Where does the string "Gaming" appear? Copy every line of the entries below that holds it.

# # # # # # #

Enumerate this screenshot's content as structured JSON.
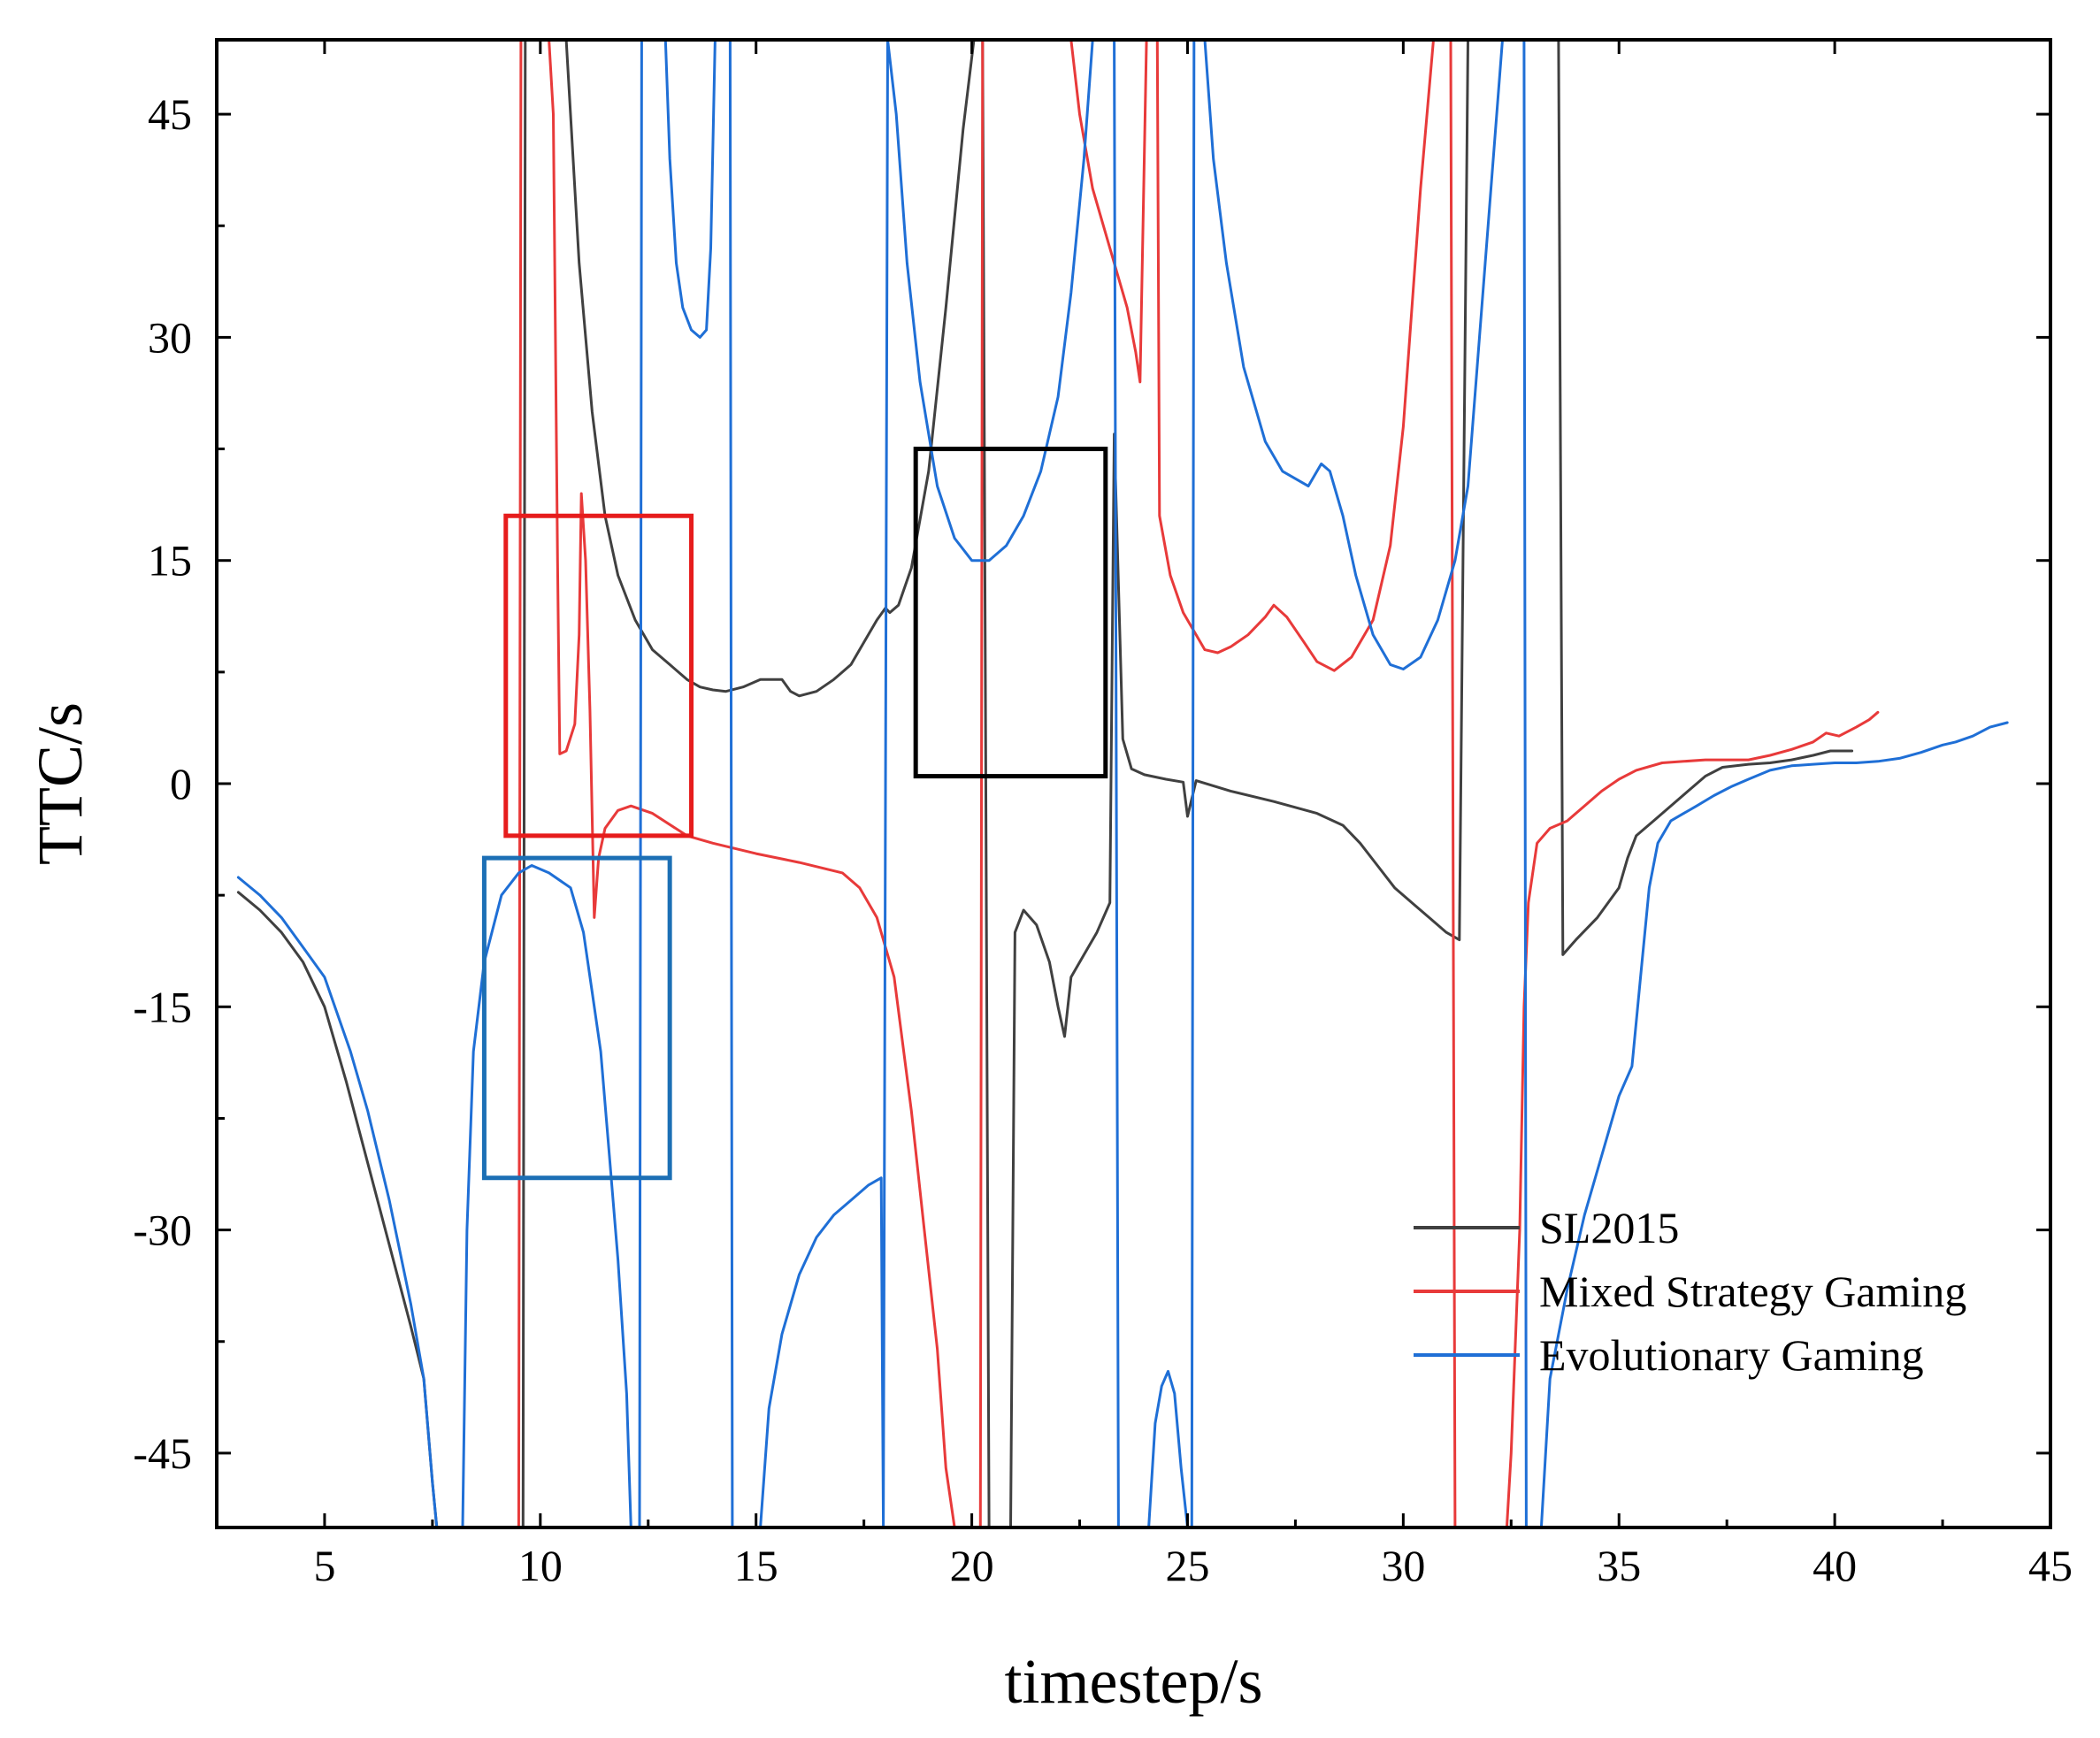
{
  "chart_data": {
    "type": "line",
    "title": "",
    "xlabel": "timestep/s",
    "ylabel": "TTC/s",
    "xlim": [
      2.5,
      45
    ],
    "ylim": [
      -50,
      50
    ],
    "xticks": [
      5,
      10,
      15,
      20,
      25,
      30,
      35,
      40,
      45
    ],
    "yticks": [
      -45,
      -30,
      -15,
      0,
      15,
      30,
      45
    ],
    "grid": false,
    "legend_position": "bottom-right",
    "series": [
      {
        "name": "SL2015",
        "color": "#404040",
        "points": [
          [
            3,
            -7.3
          ],
          [
            3.5,
            -8.5
          ],
          [
            4,
            -10
          ],
          [
            4.5,
            -12
          ],
          [
            5,
            -15
          ],
          [
            5.5,
            -20
          ],
          [
            6,
            -25.5
          ],
          [
            6.5,
            -31
          ],
          [
            7,
            -36.5
          ],
          [
            7.3,
            -40
          ],
          [
            7.5,
            -47
          ],
          [
            7.6,
            -50
          ],
          [
            9.6,
            -50
          ],
          [
            9.65,
            50
          ],
          [
            10.6,
            50
          ],
          [
            10.9,
            35
          ],
          [
            11.2,
            25
          ],
          [
            11.5,
            18
          ],
          [
            11.8,
            14
          ],
          [
            12.2,
            11
          ],
          [
            12.6,
            9
          ],
          [
            13,
            8
          ],
          [
            13.4,
            7
          ],
          [
            13.7,
            6.5
          ],
          [
            14,
            6.3
          ],
          [
            14.3,
            6.2
          ],
          [
            14.7,
            6.5
          ],
          [
            15.1,
            7
          ],
          [
            15.6,
            7
          ],
          [
            15.8,
            6.2
          ],
          [
            16,
            5.9
          ],
          [
            16.4,
            6.2
          ],
          [
            16.8,
            7
          ],
          [
            17.2,
            8
          ],
          [
            17.5,
            9.5
          ],
          [
            17.8,
            11
          ],
          [
            18,
            11.8
          ],
          [
            18.1,
            11.5
          ],
          [
            18.3,
            12
          ],
          [
            18.6,
            14.5
          ],
          [
            19,
            21
          ],
          [
            19.4,
            32
          ],
          [
            19.8,
            44
          ],
          [
            20.05,
            50
          ],
          [
            20.25,
            50
          ],
          [
            20.4,
            -50
          ],
          [
            20.9,
            -50
          ],
          [
            21,
            -10
          ],
          [
            21.2,
            -8.5
          ],
          [
            21.5,
            -9.5
          ],
          [
            21.8,
            -12
          ],
          [
            22,
            -15
          ],
          [
            22.15,
            -17
          ],
          [
            22.3,
            -13
          ],
          [
            22.6,
            -11.5
          ],
          [
            22.9,
            -10
          ],
          [
            23.2,
            -8
          ],
          [
            23.3,
            23.5
          ],
          [
            23.5,
            3
          ],
          [
            23.7,
            1
          ],
          [
            24,
            0.6
          ],
          [
            24.5,
            0.3
          ],
          [
            24.9,
            0.1
          ],
          [
            25,
            -2.2
          ],
          [
            25.2,
            0.2
          ],
          [
            26,
            -0.5
          ],
          [
            27,
            -1.2
          ],
          [
            28,
            -2
          ],
          [
            28.6,
            -2.8
          ],
          [
            29,
            -4
          ],
          [
            29.4,
            -5.5
          ],
          [
            29.8,
            -7
          ],
          [
            30.2,
            -8
          ],
          [
            30.6,
            -9
          ],
          [
            31,
            -10
          ],
          [
            31.3,
            -10.5
          ],
          [
            31.5,
            50
          ],
          [
            33.6,
            50
          ],
          [
            33.7,
            -11.5
          ],
          [
            34,
            -10.5
          ],
          [
            34.5,
            -9
          ],
          [
            35,
            -7
          ],
          [
            35.2,
            -5
          ],
          [
            35.4,
            -3.5
          ],
          [
            35.8,
            -2.5
          ],
          [
            36.2,
            -1.5
          ],
          [
            36.6,
            -0.5
          ],
          [
            37,
            0.5
          ],
          [
            37.4,
            1.1
          ],
          [
            38,
            1.3
          ],
          [
            38.5,
            1.4
          ],
          [
            39,
            1.6
          ],
          [
            39.5,
            1.9
          ],
          [
            39.9,
            2.2
          ],
          [
            40.4,
            2.2
          ]
        ]
      },
      {
        "name": "Mixed Strategy Gaming",
        "color": "#e83a3a",
        "points": [
          [
            7.5,
            -50
          ],
          [
            9.5,
            -50
          ],
          [
            9.55,
            50
          ],
          [
            10.2,
            50
          ],
          [
            10.3,
            45
          ],
          [
            10.35,
            30
          ],
          [
            10.4,
            15
          ],
          [
            10.45,
            2
          ],
          [
            10.6,
            2.2
          ],
          [
            10.8,
            4
          ],
          [
            10.9,
            10
          ],
          [
            10.95,
            19.5
          ],
          [
            11.05,
            15
          ],
          [
            11.15,
            5
          ],
          [
            11.25,
            -9
          ],
          [
            11.35,
            -5
          ],
          [
            11.5,
            -3
          ],
          [
            11.8,
            -1.8
          ],
          [
            12.1,
            -1.5
          ],
          [
            12.6,
            -2
          ],
          [
            13.4,
            -3.5
          ],
          [
            14,
            -4
          ],
          [
            15,
            -4.7
          ],
          [
            16,
            -5.3
          ],
          [
            17,
            -6
          ],
          [
            17.4,
            -7
          ],
          [
            17.8,
            -9
          ],
          [
            18.2,
            -13
          ],
          [
            18.6,
            -22
          ],
          [
            18.9,
            -30
          ],
          [
            19.2,
            -38
          ],
          [
            19.4,
            -46
          ],
          [
            19.6,
            -50
          ],
          [
            20.2,
            -50
          ],
          [
            20.25,
            50
          ],
          [
            22.3,
            50
          ],
          [
            22.5,
            45
          ],
          [
            22.8,
            40
          ],
          [
            23.2,
            36
          ],
          [
            23.6,
            32
          ],
          [
            23.8,
            29
          ],
          [
            23.9,
            27
          ],
          [
            24.05,
            50
          ],
          [
            24.3,
            50
          ],
          [
            24.35,
            18
          ],
          [
            24.6,
            14
          ],
          [
            24.9,
            11.5
          ],
          [
            25.2,
            10
          ],
          [
            25.4,
            9
          ],
          [
            25.7,
            8.8
          ],
          [
            26,
            9.2
          ],
          [
            26.4,
            10
          ],
          [
            26.8,
            11.2
          ],
          [
            27,
            12
          ],
          [
            27.3,
            11.2
          ],
          [
            27.7,
            9.5
          ],
          [
            28,
            8.2
          ],
          [
            28.4,
            7.6
          ],
          [
            28.8,
            8.5
          ],
          [
            29.3,
            11
          ],
          [
            29.7,
            16
          ],
          [
            30,
            24
          ],
          [
            30.4,
            40
          ],
          [
            30.7,
            50
          ],
          [
            31.1,
            50
          ],
          [
            31.2,
            -50
          ],
          [
            32.4,
            -50
          ],
          [
            32.5,
            -45
          ],
          [
            32.7,
            -30
          ],
          [
            32.8,
            -15
          ],
          [
            32.9,
            -8
          ],
          [
            33.1,
            -4
          ],
          [
            33.4,
            -3
          ],
          [
            33.8,
            -2.5
          ],
          [
            34.2,
            -1.5
          ],
          [
            34.6,
            -0.5
          ],
          [
            35,
            0.3
          ],
          [
            35.4,
            0.9
          ],
          [
            36,
            1.4
          ],
          [
            36.5,
            1.5
          ],
          [
            37,
            1.6
          ],
          [
            37.5,
            1.6
          ],
          [
            38,
            1.6
          ],
          [
            38.5,
            1.9
          ],
          [
            39,
            2.3
          ],
          [
            39.5,
            2.8
          ],
          [
            39.8,
            3.4
          ],
          [
            40.1,
            3.2
          ],
          [
            40.5,
            3.8
          ],
          [
            40.8,
            4.3
          ],
          [
            41,
            4.8
          ]
        ]
      },
      {
        "name": "Evolutionary Gaming",
        "color": "#1f6fd6",
        "points": [
          [
            3,
            -6.3
          ],
          [
            3.5,
            -7.5
          ],
          [
            4,
            -9
          ],
          [
            4.5,
            -11
          ],
          [
            5,
            -13
          ],
          [
            5.6,
            -18
          ],
          [
            6,
            -22
          ],
          [
            6.5,
            -28
          ],
          [
            7,
            -35
          ],
          [
            7.3,
            -40
          ],
          [
            7.5,
            -47
          ],
          [
            7.6,
            -50
          ],
          [
            8.2,
            -50
          ],
          [
            8.3,
            -30
          ],
          [
            8.45,
            -18
          ],
          [
            8.7,
            -12
          ],
          [
            9.1,
            -7.5
          ],
          [
            9.5,
            -6
          ],
          [
            9.8,
            -5.5
          ],
          [
            10.2,
            -6
          ],
          [
            10.7,
            -7
          ],
          [
            11,
            -10
          ],
          [
            11.2,
            -14
          ],
          [
            11.4,
            -18
          ],
          [
            11.6,
            -25
          ],
          [
            11.8,
            -32
          ],
          [
            12,
            -41
          ],
          [
            12.1,
            -50
          ],
          [
            12.3,
            -50
          ],
          [
            12.35,
            50
          ],
          [
            12.9,
            50
          ],
          [
            13,
            42
          ],
          [
            13.15,
            35
          ],
          [
            13.3,
            32
          ],
          [
            13.5,
            30.5
          ],
          [
            13.7,
            30
          ],
          [
            13.85,
            30.5
          ],
          [
            13.95,
            36
          ],
          [
            14.05,
            50
          ],
          [
            14.4,
            50
          ],
          [
            14.45,
            -50
          ],
          [
            15.1,
            -50
          ],
          [
            15.3,
            -42
          ],
          [
            15.6,
            -37
          ],
          [
            16,
            -33
          ],
          [
            16.4,
            -30.5
          ],
          [
            16.8,
            -29
          ],
          [
            17.2,
            -28
          ],
          [
            17.6,
            -27
          ],
          [
            17.9,
            -26.5
          ],
          [
            17.95,
            -50
          ],
          [
            18.05,
            50
          ],
          [
            18.25,
            45
          ],
          [
            18.5,
            35
          ],
          [
            18.8,
            27
          ],
          [
            19.2,
            20
          ],
          [
            19.6,
            16.5
          ],
          [
            20,
            15
          ],
          [
            20.4,
            15
          ],
          [
            20.8,
            16
          ],
          [
            21.2,
            18
          ],
          [
            21.6,
            21
          ],
          [
            22,
            26
          ],
          [
            22.3,
            33
          ],
          [
            22.6,
            42
          ],
          [
            22.8,
            50
          ],
          [
            23.3,
            50
          ],
          [
            23.4,
            -50
          ],
          [
            24.1,
            -50
          ],
          [
            24.25,
            -43
          ],
          [
            24.4,
            -40.5
          ],
          [
            24.55,
            -39.5
          ],
          [
            24.7,
            -41
          ],
          [
            24.85,
            -46
          ],
          [
            25,
            -50
          ],
          [
            25.1,
            -50
          ],
          [
            25.15,
            50
          ],
          [
            25.4,
            50
          ],
          [
            25.6,
            42
          ],
          [
            25.9,
            35
          ],
          [
            26.3,
            28
          ],
          [
            26.8,
            23
          ],
          [
            27.2,
            21
          ],
          [
            27.5,
            20.5
          ],
          [
            27.8,
            20
          ],
          [
            28.1,
            21.5
          ],
          [
            28.3,
            21
          ],
          [
            28.6,
            18
          ],
          [
            28.9,
            14
          ],
          [
            29.3,
            10
          ],
          [
            29.7,
            8
          ],
          [
            30,
            7.7
          ],
          [
            30.4,
            8.5
          ],
          [
            30.8,
            11
          ],
          [
            31.2,
            15
          ],
          [
            31.5,
            20
          ],
          [
            31.9,
            35
          ],
          [
            32.3,
            50
          ],
          [
            32.8,
            50
          ],
          [
            32.85,
            -50
          ],
          [
            33.2,
            -50
          ],
          [
            33.4,
            -40
          ],
          [
            33.8,
            -34
          ],
          [
            34.2,
            -29
          ],
          [
            34.6,
            -25
          ],
          [
            35,
            -21
          ],
          [
            35.3,
            -19
          ],
          [
            35.5,
            -13
          ],
          [
            35.7,
            -7
          ],
          [
            35.9,
            -4
          ],
          [
            36.2,
            -2.5
          ],
          [
            36.5,
            -2
          ],
          [
            36.8,
            -1.5
          ],
          [
            37.2,
            -0.8
          ],
          [
            37.6,
            -0.2
          ],
          [
            38,
            0.3
          ],
          [
            38.5,
            0.9
          ],
          [
            39,
            1.2
          ],
          [
            39.5,
            1.3
          ],
          [
            40,
            1.4
          ],
          [
            40.5,
            1.4
          ],
          [
            41,
            1.5
          ],
          [
            41.5,
            1.7
          ],
          [
            42,
            2.1
          ],
          [
            42.5,
            2.6
          ],
          [
            42.8,
            2.8
          ],
          [
            43.2,
            3.2
          ],
          [
            43.6,
            3.8
          ],
          [
            44,
            4.1
          ]
        ]
      }
    ],
    "annotations": [
      {
        "type": "highlight-box",
        "color": "#e61c1c",
        "x_range": [
          9.2,
          13.5
        ],
        "y_range": [
          -3.5,
          18
        ]
      },
      {
        "type": "highlight-box",
        "color": "#1c6fb5",
        "x_range": [
          8.7,
          13
        ],
        "y_range": [
          -26.5,
          -5
        ]
      },
      {
        "type": "highlight-box",
        "color": "#000000",
        "x_range": [
          18.7,
          23.1
        ],
        "y_range": [
          0.5,
          22.5
        ]
      }
    ]
  }
}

# # # # # # #

◆ Final answer ◆
        "name": "Mixed Strategy Gaming",
        "name": "Evolutionary Gaming",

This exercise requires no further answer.